### WHAT THIS TASK INVOLVES
Print the entries that appear below, exactly as written and without their pictures.
───── AVAILABLE RECORDS
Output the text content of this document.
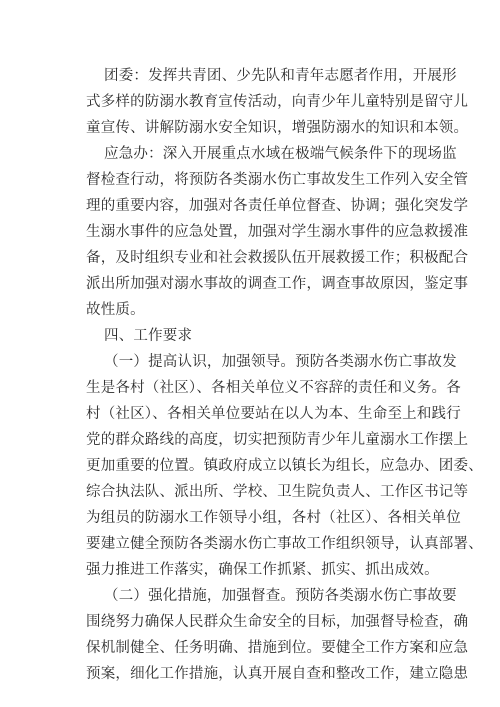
团委：发挥共青团、少先队和青年志愿者作用，开展形
式多样的防溺水教育宣传活动，向青少年儿童特别是留守儿
童宣传、讲解防溺水安全知识，增强防溺水的知识和本领。
应急办：深入开展重点水域在极端气候条件下的现场监
督检查行动，将预防各类溺水伤亡事故发生工作列入安全管
理的重要内容，加强对各责任单位督查、协调；强化突发学
生溺水事件的应急处置，加强对学生溺水事件的应急救援准
备，及时组织专业和社会救援队伍开展救援工作；积极配合
派出所加强对溺水事故的调查工作，调查事故原因，鉴定事
故性质。
四、工作要求
（一）提高认识，加强领导。预防各类溺水伤亡事故发
生是各村（社区）、各相关单位义不容辞的责任和义务。各
村（社区）、各相关单位要站在以人为本、生命至上和践行
党的群众路线的高度，切实把预防青少年儿童溺水工作摆上
更加重要的位置。镇政府成立以镇长为组长，应急办、团委、
综合执法队、派出所、学校、卫生院负责人、工作区书记等
为组员的防溺水工作领导小组，各村（社区）、各相关单位
要建立健全预防各类溺水伤亡事故工作组织领导，认真部署、
强力推进工作落实，确保工作抓紧、抓实、抓出成效。
（二）强化措施，加强督查。预防各类溺水伤亡事故要
围绕努力确保人民群众生命安全的目标，加强督导检查，确
保机制健全、任务明确、措施到位。要健全工作方案和应急
预案，细化工作措施，认真开展自查和整改工作，建立隐患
──────────
### COMPLETE OUTPUT
Output the text content of this document.
团委：发挥共青团、少先队和青年志愿者作用，开展形
式多样的防溺水教育宣传活动，向青少年儿童特别是留守儿
童宣传、讲解防溺水安全知识，增强防溺水的知识和本领。
应急办：深入开展重点水域在极端气候条件下的现场监
督检查行动，将预防各类溺水伤亡事故发生工作列入安全管
理的重要内容，加强对各责任单位督查、协调；强化突发学
生溺水事件的应急处置，加强对学生溺水事件的应急救援准
备，及时组织专业和社会救援队伍开展救援工作；积极配合
派出所加强对溺水事故的调查工作，调查事故原因，鉴定事
故性质。
四、工作要求
（一）提高认识，加强领导。预防各类溺水伤亡事故发
生是各村（社区）、各相关单位义不容辞的责任和义务。各
村（社区）、各相关单位要站在以人为本、生命至上和践行
党的群众路线的高度，切实把预防青少年儿童溺水工作摆上
更加重要的位置。镇政府成立以镇长为组长，应急办、团委、
综合执法队、派出所、学校、卫生院负责人、工作区书记等
为组员的防溺水工作领导小组，各村（社区）、各相关单位
要建立健全预防各类溺水伤亡事故工作组织领导，认真部署、
强力推进工作落实，确保工作抓紧、抓实、抓出成效。
（二）强化措施，加强督查。预防各类溺水伤亡事故要
围绕努力确保人民群众生命安全的目标，加强督导检查，确
保机制健全、任务明确、措施到位。要健全工作方案和应急
预案，细化工作措施，认真开展自查和整改工作，建立隐患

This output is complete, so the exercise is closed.